• STATED EXERCISE:
Write out all of the data exactly as it appears.

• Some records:
────────────────────
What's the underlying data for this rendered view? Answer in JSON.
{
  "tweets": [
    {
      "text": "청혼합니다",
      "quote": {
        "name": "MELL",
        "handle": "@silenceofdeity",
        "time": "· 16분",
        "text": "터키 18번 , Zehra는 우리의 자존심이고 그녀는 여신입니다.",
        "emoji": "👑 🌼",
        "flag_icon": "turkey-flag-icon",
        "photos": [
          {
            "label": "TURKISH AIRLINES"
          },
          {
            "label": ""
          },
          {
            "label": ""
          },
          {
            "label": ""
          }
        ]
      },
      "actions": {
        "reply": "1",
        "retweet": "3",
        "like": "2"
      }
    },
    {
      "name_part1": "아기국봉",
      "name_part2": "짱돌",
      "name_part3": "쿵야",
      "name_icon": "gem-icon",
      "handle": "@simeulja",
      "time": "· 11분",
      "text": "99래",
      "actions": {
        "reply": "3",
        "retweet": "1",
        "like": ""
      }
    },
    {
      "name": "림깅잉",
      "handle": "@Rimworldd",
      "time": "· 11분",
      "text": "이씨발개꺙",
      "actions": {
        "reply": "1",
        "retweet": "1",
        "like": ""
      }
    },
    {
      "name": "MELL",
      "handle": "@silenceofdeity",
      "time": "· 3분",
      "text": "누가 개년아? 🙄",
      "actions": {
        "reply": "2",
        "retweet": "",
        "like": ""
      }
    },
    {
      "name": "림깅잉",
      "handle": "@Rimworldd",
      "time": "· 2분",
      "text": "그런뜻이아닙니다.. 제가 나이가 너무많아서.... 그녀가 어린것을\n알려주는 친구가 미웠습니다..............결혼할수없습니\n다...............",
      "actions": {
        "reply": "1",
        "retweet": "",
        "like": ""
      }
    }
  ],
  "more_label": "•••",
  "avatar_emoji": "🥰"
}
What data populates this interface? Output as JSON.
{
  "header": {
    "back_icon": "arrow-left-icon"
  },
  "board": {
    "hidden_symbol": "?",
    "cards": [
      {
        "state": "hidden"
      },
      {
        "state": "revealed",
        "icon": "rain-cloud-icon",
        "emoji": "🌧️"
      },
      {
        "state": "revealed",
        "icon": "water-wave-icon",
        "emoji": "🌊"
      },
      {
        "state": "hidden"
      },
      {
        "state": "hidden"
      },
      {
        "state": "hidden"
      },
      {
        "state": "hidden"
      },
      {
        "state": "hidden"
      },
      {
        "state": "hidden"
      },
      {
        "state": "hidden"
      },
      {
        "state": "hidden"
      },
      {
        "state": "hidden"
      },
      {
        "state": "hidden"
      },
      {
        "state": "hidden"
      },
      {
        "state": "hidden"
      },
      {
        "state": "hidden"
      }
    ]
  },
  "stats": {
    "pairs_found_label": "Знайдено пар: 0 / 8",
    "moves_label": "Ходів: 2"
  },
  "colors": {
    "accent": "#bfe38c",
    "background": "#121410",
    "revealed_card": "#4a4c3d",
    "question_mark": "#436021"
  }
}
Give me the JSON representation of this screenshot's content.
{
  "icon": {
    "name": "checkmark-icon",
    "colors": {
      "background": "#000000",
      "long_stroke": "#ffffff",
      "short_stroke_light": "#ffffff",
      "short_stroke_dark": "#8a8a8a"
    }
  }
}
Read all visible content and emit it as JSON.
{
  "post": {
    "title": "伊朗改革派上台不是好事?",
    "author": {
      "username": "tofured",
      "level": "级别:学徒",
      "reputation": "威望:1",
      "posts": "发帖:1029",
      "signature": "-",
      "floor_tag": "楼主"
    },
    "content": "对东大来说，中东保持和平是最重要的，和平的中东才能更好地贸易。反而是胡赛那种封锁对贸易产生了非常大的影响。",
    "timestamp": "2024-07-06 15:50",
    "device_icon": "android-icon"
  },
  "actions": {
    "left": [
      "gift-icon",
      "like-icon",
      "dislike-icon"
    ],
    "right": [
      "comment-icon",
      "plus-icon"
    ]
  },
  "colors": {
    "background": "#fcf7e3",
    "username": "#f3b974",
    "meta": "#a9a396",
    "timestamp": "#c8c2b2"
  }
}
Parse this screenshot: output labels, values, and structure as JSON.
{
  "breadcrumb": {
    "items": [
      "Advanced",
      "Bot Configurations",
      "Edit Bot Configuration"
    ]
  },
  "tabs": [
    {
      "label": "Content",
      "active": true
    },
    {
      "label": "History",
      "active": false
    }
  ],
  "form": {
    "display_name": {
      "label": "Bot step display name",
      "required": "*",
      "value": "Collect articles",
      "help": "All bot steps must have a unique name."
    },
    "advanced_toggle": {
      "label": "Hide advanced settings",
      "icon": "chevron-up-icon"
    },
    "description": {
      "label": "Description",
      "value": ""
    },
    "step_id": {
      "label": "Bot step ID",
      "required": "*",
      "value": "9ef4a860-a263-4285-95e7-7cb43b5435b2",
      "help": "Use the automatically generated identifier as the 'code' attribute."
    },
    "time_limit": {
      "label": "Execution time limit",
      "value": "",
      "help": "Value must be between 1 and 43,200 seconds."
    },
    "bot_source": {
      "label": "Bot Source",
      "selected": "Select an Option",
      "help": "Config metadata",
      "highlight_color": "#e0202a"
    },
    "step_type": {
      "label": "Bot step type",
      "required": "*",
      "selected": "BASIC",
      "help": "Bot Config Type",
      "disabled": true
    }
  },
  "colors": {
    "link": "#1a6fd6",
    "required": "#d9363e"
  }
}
────────────────────
• SOLUTION BELOW:
What's the underlying data for this rendered view? Answer in JSON.
{
  "tweets": [
    {
      "text": "청혼합니다",
      "quote": {
        "name": "MELL",
        "handle": "@silenceofdeity",
        "time": "· 16분",
        "text": "터키 18번 , Zehra는 우리의 자존심이고 그녀는 여신입니다.",
        "emoji": "👑 🌼",
        "flag_icon": "turkey-flag-icon",
        "photos": [
          {
            "label": "TURKISH AIRLINES"
          },
          {
            "label": ""
          },
          {
            "label": ""
          },
          {
            "label": ""
          }
        ]
      },
      "actions": {
        "reply": "1",
        "retweet": "3",
        "like": "2"
      }
    },
    {
      "name_part1": "아기국봉",
      "name_part2": "짱돌",
      "name_part3": "쿵야",
      "name_icon": "gem-icon",
      "handle": "@simeulja",
      "time": "· 11분",
      "text": "99래",
      "actions": {
        "reply": "3",
        "retweet": "1",
        "like": ""
      }
    },
    {
      "name": "림깅잉",
      "handle": "@Rimworldd",
      "time": "· 11분",
      "text": "이씨발개꺙",
      "actions": {
        "reply": "1",
        "retweet": "1",
        "like": ""
      }
    },
    {
      "name": "MELL",
      "handle": "@silenceofdeity",
      "time": "· 3분",
      "text": "누가 개년아? 🙄",
      "actions": {
        "reply": "2",
        "retweet": "",
        "like": ""
      }
    },
    {
      "name": "림깅잉",
      "handle": "@Rimworldd",
      "time": "· 2분",
      "text": "그런뜻이아닙니다.. 제가 나이가 너무많아서.... 그녀가 어린것을\n알려주는 친구가 미웠습니다..............결혼할수없습니\n다...............",
      "actions": {
        "reply": "1",
        "retweet": "",
        "like": ""
      }
    }
  ],
  "more_label": "•••",
  "avatar_emoji": "🥰"
}
What data populates this interface? Output as JSON.
{
  "header": {
    "back_icon": "arrow-left-icon"
  },
  "board": {
    "hidden_symbol": "?",
    "cards": [
      {
        "state": "hidden"
      },
      {
        "state": "revealed",
        "icon": "rain-cloud-icon",
        "emoji": "🌧️"
      },
      {
        "state": "revealed",
        "icon": "water-wave-icon",
        "emoji": "🌊"
      },
      {
        "state": "hidden"
      },
      {
        "state": "hidden"
      },
      {
        "state": "hidden"
      },
      {
        "state": "hidden"
      },
      {
        "state": "hidden"
      },
      {
        "state": "hidden"
      },
      {
        "state": "hidden"
      },
      {
        "state": "hidden"
      },
      {
        "state": "hidden"
      },
      {
        "state": "hidden"
      },
      {
        "state": "hidden"
      },
      {
        "state": "hidden"
      },
      {
        "state": "hidden"
      }
    ]
  },
  "stats": {
    "pairs_found_label": "Знайдено пар: 0 / 8",
    "moves_label": "Ходів: 2"
  },
  "colors": {
    "accent": "#bfe38c",
    "background": "#121410",
    "revealed_card": "#4a4c3d",
    "question_mark": "#436021"
  }
}
Give me the JSON representation of this screenshot's content.
{
  "icon": {
    "name": "checkmark-icon",
    "colors": {
      "background": "#000000",
      "long_stroke": "#ffffff",
      "short_stroke_light": "#ffffff",
      "short_stroke_dark": "#8a8a8a"
    }
  }
}
Read all visible content and emit it as JSON.
{
  "post": {
    "title": "伊朗改革派上台不是好事?",
    "author": {
      "username": "tofured",
      "level": "级别:学徒",
      "reputation": "威望:1",
      "posts": "发帖:1029",
      "signature": "-",
      "floor_tag": "楼主"
    },
    "content": "对东大来说，中东保持和平是最重要的，和平的中东才能更好地贸易。反而是胡赛那种封锁对贸易产生了非常大的影响。",
    "timestamp": "2024-07-06 15:50",
    "device_icon": "android-icon"
  },
  "actions": {
    "left": [
      "gift-icon",
      "like-icon",
      "dislike-icon"
    ],
    "right": [
      "comment-icon",
      "plus-icon"
    ]
  },
  "colors": {
    "background": "#fcf7e3",
    "username": "#f3b974",
    "meta": "#a9a396",
    "timestamp": "#c8c2b2"
  }
}
Parse this screenshot: output labels, values, and structure as JSON.
{
  "breadcrumb": {
    "items": [
      "Advanced",
      "Bot Configurations",
      "Edit Bot Configuration"
    ]
  },
  "tabs": [
    {
      "label": "Content",
      "active": true
    },
    {
      "label": "History",
      "active": false
    }
  ],
  "form": {
    "display_name": {
      "label": "Bot step display name",
      "required": "*",
      "value": "Collect articles",
      "help": "All bot steps must have a unique name."
    },
    "advanced_toggle": {
      "label": "Hide advanced settings",
      "icon": "chevron-up-icon"
    },
    "description": {
      "label": "Description",
      "value": ""
    },
    "step_id": {
      "label": "Bot step ID",
      "required": "*",
      "value": "9ef4a860-a263-4285-95e7-7cb43b5435b2",
      "help": "Use the automatically generated identifier as the 'code' attribute."
    },
    "time_limit": {
      "label": "Execution time limit",
      "value": "",
      "help": "Value must be between 1 and 43,200 seconds."
    },
    "bot_source": {
      "label": "Bot Source",
      "selected": "Select an Option",
      "help": "Config metadata",
      "highlight_color": "#e0202a"
    },
    "step_type": {
      "label": "Bot step type",
      "required": "*",
      "selected": "BASIC",
      "help": "Bot Config Type",
      "disabled": true
    }
  },
  "colors": {
    "link": "#1a6fd6",
    "required": "#d9363e"
  }
}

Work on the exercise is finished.